* Goal
Copy out all the records exactly.

--------------------------------------------------

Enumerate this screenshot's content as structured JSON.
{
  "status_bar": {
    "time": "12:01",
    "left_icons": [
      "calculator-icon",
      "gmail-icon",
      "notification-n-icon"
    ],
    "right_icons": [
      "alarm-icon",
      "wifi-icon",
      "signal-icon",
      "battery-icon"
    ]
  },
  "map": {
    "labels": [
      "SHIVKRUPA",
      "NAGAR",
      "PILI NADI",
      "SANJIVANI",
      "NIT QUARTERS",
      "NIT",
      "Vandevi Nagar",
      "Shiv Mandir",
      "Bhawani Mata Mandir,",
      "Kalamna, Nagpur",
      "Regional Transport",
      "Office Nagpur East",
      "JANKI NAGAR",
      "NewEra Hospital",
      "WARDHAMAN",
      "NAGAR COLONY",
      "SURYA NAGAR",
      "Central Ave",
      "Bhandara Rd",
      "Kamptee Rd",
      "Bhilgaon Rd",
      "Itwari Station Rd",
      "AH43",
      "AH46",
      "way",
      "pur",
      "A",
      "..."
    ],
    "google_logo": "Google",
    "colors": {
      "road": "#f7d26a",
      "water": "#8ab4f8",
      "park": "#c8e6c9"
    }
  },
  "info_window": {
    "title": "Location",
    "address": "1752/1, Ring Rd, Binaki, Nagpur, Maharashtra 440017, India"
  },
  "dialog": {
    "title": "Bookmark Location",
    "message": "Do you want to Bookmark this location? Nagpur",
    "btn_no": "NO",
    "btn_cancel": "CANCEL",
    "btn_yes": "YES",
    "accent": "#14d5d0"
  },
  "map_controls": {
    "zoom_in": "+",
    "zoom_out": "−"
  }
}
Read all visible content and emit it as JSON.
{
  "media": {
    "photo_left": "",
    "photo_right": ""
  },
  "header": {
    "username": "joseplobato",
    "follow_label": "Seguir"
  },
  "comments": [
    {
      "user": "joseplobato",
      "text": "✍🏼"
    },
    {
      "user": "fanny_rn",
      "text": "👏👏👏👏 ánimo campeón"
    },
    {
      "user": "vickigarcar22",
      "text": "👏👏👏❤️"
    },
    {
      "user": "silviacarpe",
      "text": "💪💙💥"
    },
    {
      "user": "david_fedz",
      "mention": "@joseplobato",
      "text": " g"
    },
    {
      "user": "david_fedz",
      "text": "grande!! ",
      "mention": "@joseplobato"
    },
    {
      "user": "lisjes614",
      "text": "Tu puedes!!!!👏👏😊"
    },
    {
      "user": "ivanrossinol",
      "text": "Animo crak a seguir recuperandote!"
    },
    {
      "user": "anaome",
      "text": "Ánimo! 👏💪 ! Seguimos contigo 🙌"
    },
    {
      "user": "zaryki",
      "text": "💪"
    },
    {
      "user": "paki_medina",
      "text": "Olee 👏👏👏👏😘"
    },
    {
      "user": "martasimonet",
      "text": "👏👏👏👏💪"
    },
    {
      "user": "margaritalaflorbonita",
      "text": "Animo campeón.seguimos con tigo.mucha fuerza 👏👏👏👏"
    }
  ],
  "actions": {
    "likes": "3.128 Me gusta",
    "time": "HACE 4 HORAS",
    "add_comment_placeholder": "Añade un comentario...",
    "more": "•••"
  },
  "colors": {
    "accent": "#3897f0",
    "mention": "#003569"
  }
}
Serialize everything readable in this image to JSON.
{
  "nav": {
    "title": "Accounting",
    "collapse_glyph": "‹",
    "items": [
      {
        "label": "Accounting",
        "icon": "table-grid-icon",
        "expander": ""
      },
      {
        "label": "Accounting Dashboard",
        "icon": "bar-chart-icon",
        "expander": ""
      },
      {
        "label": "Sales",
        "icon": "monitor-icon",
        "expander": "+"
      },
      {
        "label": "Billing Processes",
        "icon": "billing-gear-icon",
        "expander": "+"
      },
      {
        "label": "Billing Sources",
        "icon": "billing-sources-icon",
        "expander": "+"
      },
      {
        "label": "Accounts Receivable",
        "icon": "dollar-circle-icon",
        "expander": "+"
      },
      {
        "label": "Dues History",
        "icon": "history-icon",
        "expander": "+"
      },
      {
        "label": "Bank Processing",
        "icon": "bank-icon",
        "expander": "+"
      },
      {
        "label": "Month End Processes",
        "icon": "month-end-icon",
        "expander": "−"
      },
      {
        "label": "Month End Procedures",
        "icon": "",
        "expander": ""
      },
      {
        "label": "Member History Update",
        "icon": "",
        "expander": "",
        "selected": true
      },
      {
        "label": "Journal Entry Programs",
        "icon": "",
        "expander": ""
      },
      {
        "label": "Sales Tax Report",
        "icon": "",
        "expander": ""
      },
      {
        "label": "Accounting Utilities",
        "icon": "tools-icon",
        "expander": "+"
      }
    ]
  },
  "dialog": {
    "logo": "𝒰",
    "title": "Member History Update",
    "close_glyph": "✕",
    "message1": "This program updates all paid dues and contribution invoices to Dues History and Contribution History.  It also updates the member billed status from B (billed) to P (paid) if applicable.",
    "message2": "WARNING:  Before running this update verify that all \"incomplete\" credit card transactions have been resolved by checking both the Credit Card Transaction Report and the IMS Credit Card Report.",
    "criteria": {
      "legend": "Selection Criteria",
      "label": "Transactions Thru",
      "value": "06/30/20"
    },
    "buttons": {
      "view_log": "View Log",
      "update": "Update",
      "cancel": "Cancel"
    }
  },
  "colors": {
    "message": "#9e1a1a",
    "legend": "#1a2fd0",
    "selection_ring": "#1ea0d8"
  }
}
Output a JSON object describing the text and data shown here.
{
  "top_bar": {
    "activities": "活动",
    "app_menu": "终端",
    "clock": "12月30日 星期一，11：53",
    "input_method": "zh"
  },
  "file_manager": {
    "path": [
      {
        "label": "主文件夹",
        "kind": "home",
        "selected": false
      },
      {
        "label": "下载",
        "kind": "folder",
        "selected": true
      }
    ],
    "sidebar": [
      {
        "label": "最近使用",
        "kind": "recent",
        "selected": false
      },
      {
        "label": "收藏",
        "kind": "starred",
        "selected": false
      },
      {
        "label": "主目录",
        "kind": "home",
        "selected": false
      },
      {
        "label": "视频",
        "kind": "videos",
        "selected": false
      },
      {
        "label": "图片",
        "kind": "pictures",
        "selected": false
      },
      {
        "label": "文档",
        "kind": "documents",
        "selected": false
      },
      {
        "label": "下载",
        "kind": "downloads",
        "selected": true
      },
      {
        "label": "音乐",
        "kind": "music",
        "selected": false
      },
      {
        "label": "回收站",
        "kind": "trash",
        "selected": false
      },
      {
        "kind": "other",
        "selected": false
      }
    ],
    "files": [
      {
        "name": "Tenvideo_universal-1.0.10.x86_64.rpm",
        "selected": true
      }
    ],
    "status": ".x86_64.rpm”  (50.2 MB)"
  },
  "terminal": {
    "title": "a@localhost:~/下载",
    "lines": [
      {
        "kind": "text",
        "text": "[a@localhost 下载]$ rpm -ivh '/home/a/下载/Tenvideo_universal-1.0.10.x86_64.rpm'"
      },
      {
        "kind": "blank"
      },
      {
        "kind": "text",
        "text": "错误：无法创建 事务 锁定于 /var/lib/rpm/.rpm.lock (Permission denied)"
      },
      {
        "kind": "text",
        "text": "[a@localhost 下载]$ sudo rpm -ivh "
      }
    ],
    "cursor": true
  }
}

--------------------------------------------------

* Solved problem
Enumerate this screenshot's content as structured JSON.
{
  "status_bar": {
    "time": "12:01",
    "left_icons": [
      "calculator-icon",
      "gmail-icon",
      "notification-n-icon"
    ],
    "right_icons": [
      "alarm-icon",
      "wifi-icon",
      "signal-icon",
      "battery-icon"
    ]
  },
  "map": {
    "labels": [
      "SHIVKRUPA",
      "NAGAR",
      "PILI NADI",
      "SANJIVANI",
      "NIT QUARTERS",
      "NIT",
      "Vandevi Nagar",
      "Shiv Mandir",
      "Bhawani Mata Mandir,",
      "Kalamna, Nagpur",
      "Regional Transport",
      "Office Nagpur East",
      "JANKI NAGAR",
      "NewEra Hospital",
      "WARDHAMAN",
      "NAGAR COLONY",
      "SURYA NAGAR",
      "Central Ave",
      "Bhandara Rd",
      "Kamptee Rd",
      "Bhilgaon Rd",
      "Itwari Station Rd",
      "AH43",
      "AH46",
      "way",
      "pur",
      "A",
      "..."
    ],
    "google_logo": "Google",
    "colors": {
      "road": "#f7d26a",
      "water": "#8ab4f8",
      "park": "#c8e6c9"
    }
  },
  "info_window": {
    "title": "Location",
    "address": "1752/1, Ring Rd, Binaki, Nagpur, Maharashtra 440017, India"
  },
  "dialog": {
    "title": "Bookmark Location",
    "message": "Do you want to Bookmark this location? Nagpur",
    "btn_no": "NO",
    "btn_cancel": "CANCEL",
    "btn_yes": "YES",
    "accent": "#14d5d0"
  },
  "map_controls": {
    "zoom_in": "+",
    "zoom_out": "−"
  }
}
Read all visible content and emit it as JSON.
{
  "media": {
    "photo_left": "",
    "photo_right": ""
  },
  "header": {
    "username": "joseplobato",
    "follow_label": "Seguir"
  },
  "comments": [
    {
      "user": "joseplobato",
      "text": "✍🏼"
    },
    {
      "user": "fanny_rn",
      "text": "👏👏👏👏 ánimo campeón"
    },
    {
      "user": "vickigarcar22",
      "text": "👏👏👏❤️"
    },
    {
      "user": "silviacarpe",
      "text": "💪💙💥"
    },
    {
      "user": "david_fedz",
      "mention": "@joseplobato",
      "text": " g"
    },
    {
      "user": "david_fedz",
      "text": "grande!! ",
      "mention": "@joseplobato"
    },
    {
      "user": "lisjes614",
      "text": "Tu puedes!!!!👏👏😊"
    },
    {
      "user": "ivanrossinol",
      "text": "Animo crak a seguir recuperandote!"
    },
    {
      "user": "anaome",
      "text": "Ánimo! 👏💪 ! Seguimos contigo 🙌"
    },
    {
      "user": "zaryki",
      "text": "💪"
    },
    {
      "user": "paki_medina",
      "text": "Olee 👏👏👏👏😘"
    },
    {
      "user": "martasimonet",
      "text": "👏👏👏👏💪"
    },
    {
      "user": "margaritalaflorbonita",
      "text": "Animo campeón.seguimos con tigo.mucha fuerza 👏👏👏👏"
    }
  ],
  "actions": {
    "likes": "3.128 Me gusta",
    "time": "HACE 4 HORAS",
    "add_comment_placeholder": "Añade un comentario...",
    "more": "•••"
  },
  "colors": {
    "accent": "#3897f0",
    "mention": "#003569"
  }
}
Serialize everything readable in this image to JSON.
{
  "nav": {
    "title": "Accounting",
    "collapse_glyph": "‹",
    "items": [
      {
        "label": "Accounting",
        "icon": "table-grid-icon",
        "expander": ""
      },
      {
        "label": "Accounting Dashboard",
        "icon": "bar-chart-icon",
        "expander": ""
      },
      {
        "label": "Sales",
        "icon": "monitor-icon",
        "expander": "+"
      },
      {
        "label": "Billing Processes",
        "icon": "billing-gear-icon",
        "expander": "+"
      },
      {
        "label": "Billing Sources",
        "icon": "billing-sources-icon",
        "expander": "+"
      },
      {
        "label": "Accounts Receivable",
        "icon": "dollar-circle-icon",
        "expander": "+"
      },
      {
        "label": "Dues History",
        "icon": "history-icon",
        "expander": "+"
      },
      {
        "label": "Bank Processing",
        "icon": "bank-icon",
        "expander": "+"
      },
      {
        "label": "Month End Processes",
        "icon": "month-end-icon",
        "expander": "−"
      },
      {
        "label": "Month End Procedures",
        "icon": "",
        "expander": ""
      },
      {
        "label": "Member History Update",
        "icon": "",
        "expander": "",
        "selected": true
      },
      {
        "label": "Journal Entry Programs",
        "icon": "",
        "expander": ""
      },
      {
        "label": "Sales Tax Report",
        "icon": "",
        "expander": ""
      },
      {
        "label": "Accounting Utilities",
        "icon": "tools-icon",
        "expander": "+"
      }
    ]
  },
  "dialog": {
    "logo": "𝒰",
    "title": "Member History Update",
    "close_glyph": "✕",
    "message1": "This program updates all paid dues and contribution invoices to Dues History and Contribution History.  It also updates the member billed status from B (billed) to P (paid) if applicable.",
    "message2": "WARNING:  Before running this update verify that all \"incomplete\" credit card transactions have been resolved by checking both the Credit Card Transaction Report and the IMS Credit Card Report.",
    "criteria": {
      "legend": "Selection Criteria",
      "label": "Transactions Thru",
      "value": "06/30/20"
    },
    "buttons": {
      "view_log": "View Log",
      "update": "Update",
      "cancel": "Cancel"
    }
  },
  "colors": {
    "message": "#9e1a1a",
    "legend": "#1a2fd0",
    "selection_ring": "#1ea0d8"
  }
}
Output a JSON object describing the text and data shown here.
{
  "top_bar": {
    "activities": "活动",
    "app_menu": "终端",
    "clock": "12月30日 星期一，11：53",
    "input_method": "zh"
  },
  "file_manager": {
    "path": [
      {
        "label": "主文件夹",
        "kind": "home",
        "selected": false
      },
      {
        "label": "下载",
        "kind": "folder",
        "selected": true
      }
    ],
    "sidebar": [
      {
        "label": "最近使用",
        "kind": "recent",
        "selected": false
      },
      {
        "label": "收藏",
        "kind": "starred",
        "selected": false
      },
      {
        "label": "主目录",
        "kind": "home",
        "selected": false
      },
      {
        "label": "视频",
        "kind": "videos",
        "selected": false
      },
      {
        "label": "图片",
        "kind": "pictures",
        "selected": false
      },
      {
        "label": "文档",
        "kind": "documents",
        "selected": false
      },
      {
        "label": "下载",
        "kind": "downloads",
        "selected": true
      },
      {
        "label": "音乐",
        "kind": "music",
        "selected": false
      },
      {
        "label": "回收站",
        "kind": "trash",
        "selected": false
      },
      {
        "kind": "other",
        "selected": false
      }
    ],
    "files": [
      {
        "name": "Tenvideo_universal-1.0.10.x86_64.rpm",
        "selected": true
      }
    ],
    "status": ".x86_64.rpm”  (50.2 MB)"
  },
  "terminal": {
    "title": "a@localhost:~/下载",
    "lines": [
      {
        "kind": "text",
        "text": "[a@localhost 下载]$ rpm -ivh '/home/a/下载/Tenvideo_universal-1.0.10.x86_64.rpm'"
      },
      {
        "kind": "blank"
      },
      {
        "kind": "text",
        "text": "错误：无法创建 事务 锁定于 /var/lib/rpm/.rpm.lock (Permission denied)"
      },
      {
        "kind": "text",
        "text": "[a@localhost 下载]$ sudo rpm -ivh "
      }
    ],
    "cursor": true
  }
}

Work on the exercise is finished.